Listed records:
━━━━━━━━

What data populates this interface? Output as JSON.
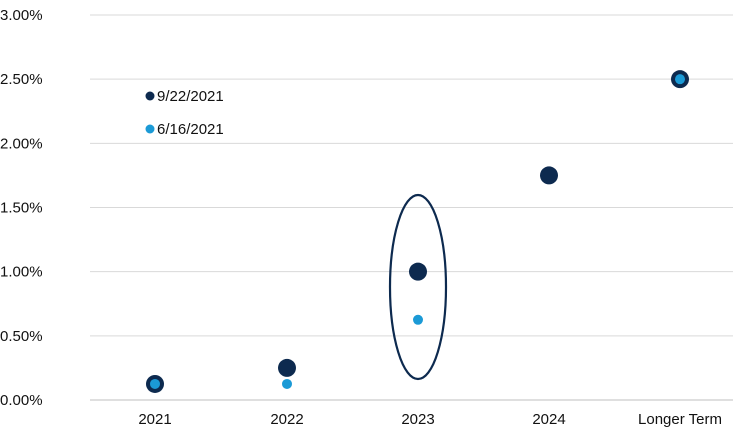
{
  "chart_data": {
    "type": "scatter",
    "categories": [
      "2021",
      "2022",
      "2023",
      "2024",
      "Longer Term"
    ],
    "y_ticks": [
      "0.00%",
      "0.50%",
      "1.00%",
      "1.50%",
      "2.00%",
      "2.50%",
      "3.00%"
    ],
    "ylim": [
      0,
      3
    ],
    "grid": true,
    "legend_placement": "top-left",
    "series": [
      {
        "name": "9/22/2021",
        "color": "#0d2a4f",
        "values": [
          0.125,
          0.25,
          1.0,
          1.75,
          2.5
        ]
      },
      {
        "name": "6/16/2021",
        "color": "#1b9ad6",
        "values": [
          0.125,
          0.125,
          0.625,
          null,
          2.5
        ]
      }
    ],
    "annotations": [
      {
        "type": "ellipse-highlight",
        "category": "2023",
        "color": "#0d2a4f"
      }
    ]
  }
}
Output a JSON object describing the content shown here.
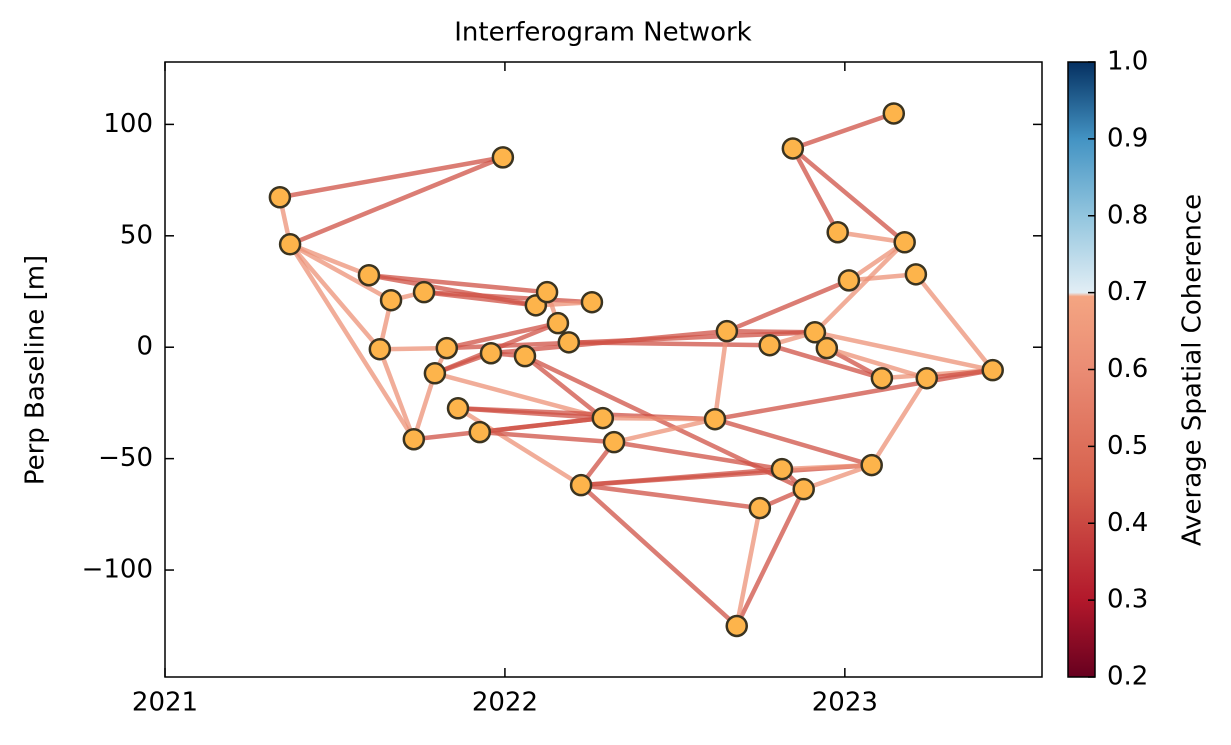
{
  "chart_data": {
    "type": "network",
    "title": "Interferogram Network",
    "y_label": "Perp Baseline [m]",
    "xlim": [
      2021,
      2023.58
    ],
    "ylim": [
      -148,
      128
    ],
    "xticks": [
      2021,
      2022,
      2023
    ],
    "yticks": [
      {
        "value": -100,
        "label": "−100"
      },
      {
        "value": -50,
        "label": "−50"
      },
      0,
      50,
      100
    ],
    "node_color": "#fdb44b",
    "nodes": {
      "x": [
        2021.338,
        2021.368,
        2021.994,
        2021.6,
        2021.665,
        2021.762,
        2021.632,
        2021.829,
        2021.794,
        2021.732,
        2021.862,
        2021.926,
        2021.959,
        2022.059,
        2022.091,
        2022.124,
        2022.156,
        2022.188,
        2022.256,
        2022.288,
        2022.321,
        2022.224,
        2022.653,
        2022.618,
        2022.779,
        2022.847,
        2022.979,
        2023.012,
        2022.912,
        2022.947,
        2023.144,
        2023.176,
        2023.209,
        2023.109,
        2023.241,
        2023.435,
        2023.079,
        2022.815,
        2022.879,
        2022.75,
        2022.682
      ],
      "y": [
        67.3,
        46.2,
        85.2,
        32.3,
        21.1,
        24.7,
        -0.9,
        -0.4,
        -11.7,
        -41.3,
        -27.4,
        -38.1,
        -2.7,
        -4.0,
        18.8,
        24.7,
        10.8,
        2.2,
        20.2,
        -31.8,
        -42.6,
        -61.9,
        7.2,
        -32.3,
        0.9,
        89.2,
        51.6,
        30.0,
        6.7,
        -0.4,
        104.9,
        47.1,
        32.7,
        -13.9,
        -13.9,
        -10.3,
        -52.9,
        -54.7,
        -63.7,
        -72.2,
        -125.1
      ]
    },
    "edges": {
      "source": [
        0,
        0,
        1,
        1,
        1,
        1,
        1,
        3,
        3,
        4,
        4,
        5,
        5,
        14,
        15,
        16,
        16,
        6,
        6,
        9,
        9,
        8,
        8,
        8,
        8,
        12,
        17,
        7,
        10,
        10,
        10,
        11,
        11,
        13,
        13,
        13,
        19,
        20,
        20,
        20,
        21,
        21,
        21,
        21,
        23,
        23,
        23,
        22,
        22,
        24,
        28,
        28,
        29,
        29,
        33,
        34,
        24,
        25,
        25,
        25,
        26,
        27,
        27,
        32,
        36,
        36,
        37,
        37,
        38,
        38,
        39
      ],
      "target": [
        2,
        1,
        2,
        3,
        4,
        6,
        9,
        15,
        14,
        5,
        6,
        14,
        18,
        18,
        16,
        17,
        7,
        7,
        9,
        8,
        19,
        7,
        16,
        12,
        19,
        22,
        24,
        28,
        19,
        23,
        21,
        20,
        19,
        19,
        12,
        38,
        23,
        23,
        21,
        37,
        37,
        39,
        36,
        40,
        22,
        35,
        36,
        27,
        28,
        28,
        31,
        35,
        33,
        34,
        35,
        35,
        33,
        30,
        26,
        31,
        31,
        31,
        32,
        35,
        34,
        38,
        36,
        38,
        39,
        40,
        40
      ],
      "coherence": [
        0.42,
        0.62,
        0.42,
        0.62,
        0.62,
        0.62,
        0.62,
        0.42,
        0.42,
        0.62,
        0.62,
        0.42,
        0.42,
        0.62,
        0.62,
        0.62,
        0.42,
        0.62,
        0.62,
        0.62,
        0.42,
        0.62,
        0.42,
        0.42,
        0.62,
        0.42,
        0.42,
        0.42,
        0.42,
        0.42,
        0.62,
        0.42,
        0.42,
        0.42,
        0.42,
        0.42,
        0.62,
        0.62,
        0.42,
        0.42,
        0.42,
        0.42,
        0.42,
        0.42,
        0.62,
        0.42,
        0.42,
        0.42,
        0.42,
        0.62,
        0.62,
        0.62,
        0.42,
        0.62,
        0.62,
        0.42,
        0.42,
        0.42,
        0.42,
        0.42,
        0.62,
        0.62,
        0.62,
        0.62,
        0.62,
        0.62,
        0.62,
        0.42,
        0.42,
        0.42,
        0.62
      ]
    },
    "colorbar": {
      "label": "Average Spatial Coherence",
      "lim": [
        0.2,
        1.0
      ],
      "ticks": [
        0.2,
        0.3,
        0.4,
        0.5,
        0.6,
        0.7,
        0.8,
        0.9,
        {
          "value": 1.0,
          "label": "1.0"
        }
      ],
      "stops": [
        {
          "value": 0.2,
          "color": "#67001f"
        },
        {
          "value": 0.3,
          "color": "#b2182b"
        },
        {
          "value": 0.45,
          "color": "#d6604d"
        },
        {
          "value": 0.6,
          "color": "#ea8c74"
        },
        {
          "value": 0.695,
          "color": "#f4a582"
        },
        {
          "value": 0.7,
          "color": "#e2eef5"
        },
        {
          "value": 0.8,
          "color": "#92c5de"
        },
        {
          "value": 0.9,
          "color": "#4393c3"
        },
        {
          "value": 1.0,
          "color": "#053061"
        }
      ]
    }
  }
}
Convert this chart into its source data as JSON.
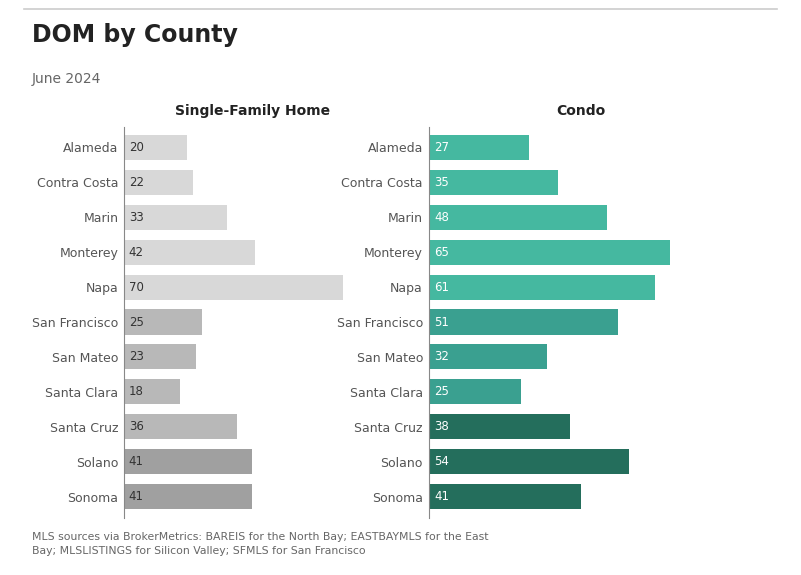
{
  "title": "DOM by County",
  "subtitle": "June 2024",
  "counties": [
    "Alameda",
    "Contra Costa",
    "Marin",
    "Monterey",
    "Napa",
    "San Francisco",
    "San Mateo",
    "Santa Clara",
    "Santa Cruz",
    "Solano",
    "Sonoma"
  ],
  "sfh_values": [
    20,
    22,
    33,
    42,
    70,
    25,
    23,
    18,
    36,
    41,
    41
  ],
  "condo_values": [
    27,
    35,
    48,
    65,
    61,
    51,
    32,
    25,
    38,
    54,
    41
  ],
  "sfh_colors": [
    "#d8d8d8",
    "#d8d8d8",
    "#d8d8d8",
    "#d8d8d8",
    "#d8d8d8",
    "#b8b8b8",
    "#b8b8b8",
    "#b8b8b8",
    "#b8b8b8",
    "#a0a0a0",
    "#a0a0a0"
  ],
  "condo_colors": [
    "#45b8a0",
    "#45b8a0",
    "#45b8a0",
    "#45b8a0",
    "#45b8a0",
    "#3aa090",
    "#3aa090",
    "#3aa090",
    "#246e5c",
    "#246e5c",
    "#246e5c"
  ],
  "sfh_header": "Single-Family Home",
  "condo_header": "Condo",
  "footnote": "MLS sources via BrokerMetrics: BAREIS for the North Bay; EASTBAYMLS for the East\nBay; MLSLISTINGS for Silicon Valley; SFMLS for San Francisco",
  "background_color": "#ffffff",
  "bar_text_color_sfh": "#333333",
  "bar_text_color_condo": "#ffffff",
  "title_color": "#222222",
  "subtitle_color": "#666666",
  "label_color": "#555555"
}
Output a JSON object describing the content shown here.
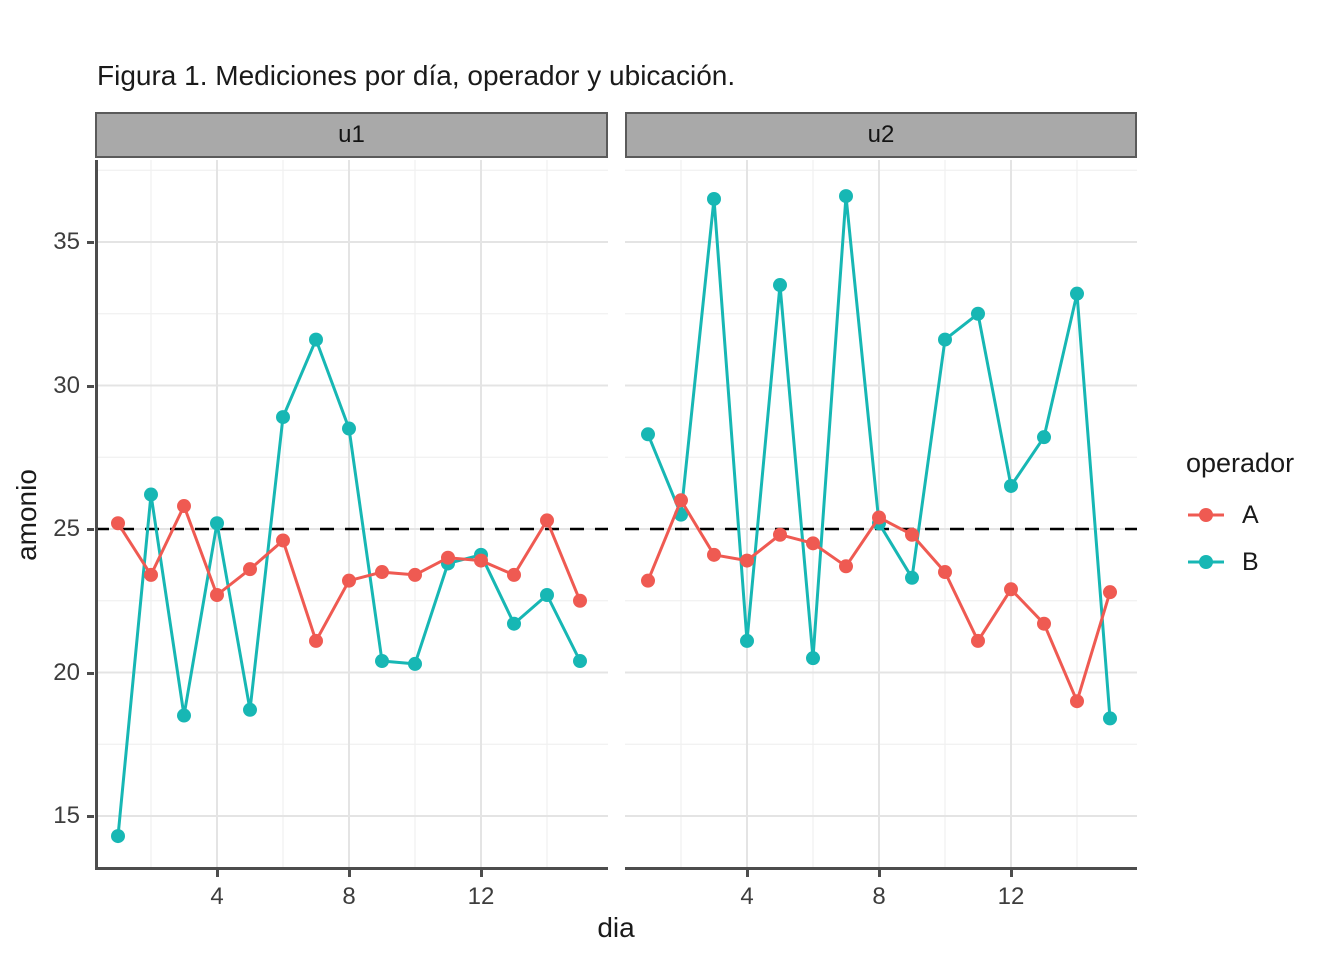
{
  "title": "Figura 1. Mediciones por día, operador y ubicación.",
  "colors": {
    "operator_A": "#EF5A52",
    "operator_B": "#17B7B4",
    "strip_fill": "#A9A9A9",
    "strip_border": "#5A5A5A",
    "axis_line": "#4D4D4D",
    "grid_major": "#E4E4E4",
    "grid_minor": "#F0F0F0",
    "reference_line": "#000000",
    "tick_text": "#3D3D3D",
    "text": "#1A1A1A"
  },
  "chart_data": {
    "type": "line",
    "title": "Figura 1. Mediciones por día, operador y ubicación.",
    "xlabel": "dia",
    "ylabel": "amonio",
    "grid": true,
    "x_ticks": [
      4,
      8,
      12
    ],
    "x_minor_ticks": [
      2,
      6,
      10,
      14
    ],
    "y_ticks": [
      15,
      20,
      25,
      30,
      35
    ],
    "y_minor_ticks": [
      17.5,
      22.5,
      27.5,
      32.5,
      37.5
    ],
    "xlim": [
      0.3,
      15.7
    ],
    "ylim": [
      13.1,
      37.9
    ],
    "reference_line_y": 25,
    "reference_line_style": "dashed",
    "x": [
      1,
      2,
      3,
      4,
      5,
      6,
      7,
      8,
      9,
      10,
      11,
      12,
      13,
      14,
      15
    ],
    "facets": [
      {
        "label": "u1",
        "series": [
          {
            "name": "A",
            "values": [
              25.2,
              23.4,
              25.8,
              22.7,
              23.6,
              24.6,
              21.1,
              23.2,
              23.5,
              23.4,
              24.0,
              23.9,
              23.4,
              25.3,
              22.5
            ]
          },
          {
            "name": "B",
            "values": [
              14.3,
              26.2,
              18.5,
              25.2,
              18.7,
              28.9,
              31.6,
              28.5,
              20.4,
              20.3,
              23.8,
              24.1,
              21.7,
              22.7,
              20.4
            ]
          }
        ]
      },
      {
        "label": "u2",
        "series": [
          {
            "name": "A",
            "values": [
              23.2,
              26.0,
              24.1,
              23.9,
              24.8,
              24.5,
              23.7,
              25.4,
              24.8,
              23.5,
              21.1,
              22.9,
              21.7,
              19.0,
              22.8
            ]
          },
          {
            "name": "B",
            "values": [
              28.3,
              25.5,
              36.5,
              21.1,
              33.5,
              20.5,
              36.6,
              25.2,
              23.3,
              31.6,
              32.5,
              26.5,
              28.2,
              33.2,
              18.4
            ]
          }
        ]
      }
    ],
    "legend": {
      "title": "operador",
      "entries": [
        "A",
        "B"
      ],
      "position": "right"
    }
  }
}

━━━━━━━━

Stated task: Some lines of the data above may hold the word "Figura"; report how many do, and nothing else.

Expected answer: 2